Exercise objective:
Please print every record below exactly as it appears.

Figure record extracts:
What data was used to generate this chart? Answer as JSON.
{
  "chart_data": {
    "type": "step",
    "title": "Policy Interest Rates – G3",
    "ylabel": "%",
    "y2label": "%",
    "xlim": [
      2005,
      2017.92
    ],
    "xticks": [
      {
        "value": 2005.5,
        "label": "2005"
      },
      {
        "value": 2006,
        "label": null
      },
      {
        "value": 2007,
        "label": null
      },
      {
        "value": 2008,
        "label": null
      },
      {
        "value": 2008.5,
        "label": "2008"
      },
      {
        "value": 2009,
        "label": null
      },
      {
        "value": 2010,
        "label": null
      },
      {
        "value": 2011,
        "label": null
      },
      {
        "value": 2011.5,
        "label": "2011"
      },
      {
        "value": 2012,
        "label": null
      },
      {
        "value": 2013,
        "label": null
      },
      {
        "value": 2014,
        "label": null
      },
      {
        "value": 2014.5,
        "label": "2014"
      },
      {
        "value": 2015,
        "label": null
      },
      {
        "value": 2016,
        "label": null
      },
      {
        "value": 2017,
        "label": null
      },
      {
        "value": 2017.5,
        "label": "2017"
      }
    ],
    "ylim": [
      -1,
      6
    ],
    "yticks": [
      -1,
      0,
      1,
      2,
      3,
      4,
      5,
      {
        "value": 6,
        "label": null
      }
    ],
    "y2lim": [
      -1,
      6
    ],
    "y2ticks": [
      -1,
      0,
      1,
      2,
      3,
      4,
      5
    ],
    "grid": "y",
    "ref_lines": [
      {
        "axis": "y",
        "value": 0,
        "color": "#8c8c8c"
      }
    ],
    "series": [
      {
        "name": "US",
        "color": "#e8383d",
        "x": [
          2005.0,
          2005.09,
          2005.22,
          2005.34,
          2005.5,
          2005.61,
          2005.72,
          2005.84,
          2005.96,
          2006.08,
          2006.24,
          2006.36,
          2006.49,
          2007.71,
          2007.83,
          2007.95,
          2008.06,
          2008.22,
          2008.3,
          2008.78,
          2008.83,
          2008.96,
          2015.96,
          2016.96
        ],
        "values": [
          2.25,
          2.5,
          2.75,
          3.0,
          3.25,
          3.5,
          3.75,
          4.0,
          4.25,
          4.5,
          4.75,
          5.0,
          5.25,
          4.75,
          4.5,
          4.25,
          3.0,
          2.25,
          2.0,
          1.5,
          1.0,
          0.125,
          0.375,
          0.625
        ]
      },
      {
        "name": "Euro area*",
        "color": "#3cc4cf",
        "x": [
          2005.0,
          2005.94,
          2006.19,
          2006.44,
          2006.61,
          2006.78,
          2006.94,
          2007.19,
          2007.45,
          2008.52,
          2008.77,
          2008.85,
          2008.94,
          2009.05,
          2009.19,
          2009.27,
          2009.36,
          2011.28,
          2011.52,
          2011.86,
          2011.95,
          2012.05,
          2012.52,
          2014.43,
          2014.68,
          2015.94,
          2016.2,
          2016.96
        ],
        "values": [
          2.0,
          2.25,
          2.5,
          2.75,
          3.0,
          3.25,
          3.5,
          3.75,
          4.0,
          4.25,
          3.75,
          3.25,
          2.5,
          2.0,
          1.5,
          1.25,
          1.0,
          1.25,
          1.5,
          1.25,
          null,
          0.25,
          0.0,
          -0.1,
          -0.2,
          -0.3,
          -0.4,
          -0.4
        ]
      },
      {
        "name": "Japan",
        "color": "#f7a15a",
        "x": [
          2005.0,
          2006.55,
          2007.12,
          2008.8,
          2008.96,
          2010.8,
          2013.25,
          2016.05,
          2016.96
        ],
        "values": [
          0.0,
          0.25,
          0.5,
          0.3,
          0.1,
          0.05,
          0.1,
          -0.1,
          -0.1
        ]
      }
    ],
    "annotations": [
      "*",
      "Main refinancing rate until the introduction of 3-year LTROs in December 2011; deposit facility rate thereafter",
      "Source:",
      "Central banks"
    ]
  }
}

Solution to the problem:
What data was used to generate this chart? Answer as JSON.
{
  "chart_data": {
    "type": "step",
    "title": "Policy Interest Rates – G3",
    "ylabel": "%",
    "y2label": "%",
    "xlim": [
      2005,
      2017.92
    ],
    "xticks": [
      {
        "value": 2005.5,
        "label": "2005"
      },
      {
        "value": 2006,
        "label": null
      },
      {
        "value": 2007,
        "label": null
      },
      {
        "value": 2008,
        "label": null
      },
      {
        "value": 2008.5,
        "label": "2008"
      },
      {
        "value": 2009,
        "label": null
      },
      {
        "value": 2010,
        "label": null
      },
      {
        "value": 2011,
        "label": null
      },
      {
        "value": 2011.5,
        "label": "2011"
      },
      {
        "value": 2012,
        "label": null
      },
      {
        "value": 2013,
        "label": null
      },
      {
        "value": 2014,
        "label": null
      },
      {
        "value": 2014.5,
        "label": "2014"
      },
      {
        "value": 2015,
        "label": null
      },
      {
        "value": 2016,
        "label": null
      },
      {
        "value": 2017,
        "label": null
      },
      {
        "value": 2017.5,
        "label": "2017"
      }
    ],
    "ylim": [
      -1,
      6
    ],
    "yticks": [
      -1,
      0,
      1,
      2,
      3,
      4,
      5,
      {
        "value": 6,
        "label": null
      }
    ],
    "y2lim": [
      -1,
      6
    ],
    "y2ticks": [
      -1,
      0,
      1,
      2,
      3,
      4,
      5
    ],
    "grid": "y",
    "ref_lines": [
      {
        "axis": "y",
        "value": 0,
        "color": "#8c8c8c"
      }
    ],
    "series": [
      {
        "name": "US",
        "color": "#e8383d",
        "x": [
          2005.0,
          2005.09,
          2005.22,
          2005.34,
          2005.5,
          2005.61,
          2005.72,
          2005.84,
          2005.96,
          2006.08,
          2006.24,
          2006.36,
          2006.49,
          2007.71,
          2007.83,
          2007.95,
          2008.06,
          2008.22,
          2008.3,
          2008.78,
          2008.83,
          2008.96,
          2015.96,
          2016.96
        ],
        "values": [
          2.25,
          2.5,
          2.75,
          3.0,
          3.25,
          3.5,
          3.75,
          4.0,
          4.25,
          4.5,
          4.75,
          5.0,
          5.25,
          4.75,
          4.5,
          4.25,
          3.0,
          2.25,
          2.0,
          1.5,
          1.0,
          0.125,
          0.375,
          0.625
        ]
      },
      {
        "name": "Euro area*",
        "color": "#3cc4cf",
        "x": [
          2005.0,
          2005.94,
          2006.19,
          2006.44,
          2006.61,
          2006.78,
          2006.94,
          2007.19,
          2007.45,
          2008.52,
          2008.77,
          2008.85,
          2008.94,
          2009.05,
          2009.19,
          2009.27,
          2009.36,
          2011.28,
          2011.52,
          2011.86,
          2011.95,
          2012.05,
          2012.52,
          2014.43,
          2014.68,
          2015.94,
          2016.2,
          2016.96
        ],
        "values": [
          2.0,
          2.25,
          2.5,
          2.75,
          3.0,
          3.25,
          3.5,
          3.75,
          4.0,
          4.25,
          3.75,
          3.25,
          2.5,
          2.0,
          1.5,
          1.25,
          1.0,
          1.25,
          1.5,
          1.25,
          null,
          0.25,
          0.0,
          -0.1,
          -0.2,
          -0.3,
          -0.4,
          -0.4
        ]
      },
      {
        "name": "Japan",
        "color": "#f7a15a",
        "x": [
          2005.0,
          2006.55,
          2007.12,
          2008.8,
          2008.96,
          2010.8,
          2013.25,
          2016.05,
          2016.96
        ],
        "values": [
          0.0,
          0.25,
          0.5,
          0.3,
          0.1,
          0.05,
          0.1,
          -0.1,
          -0.1
        ]
      }
    ],
    "annotations": [
      "*",
      "Main refinancing rate until the introduction of 3-year LTROs in December 2011; deposit facility rate thereafter",
      "Source:",
      "Central banks"
    ]
  }
}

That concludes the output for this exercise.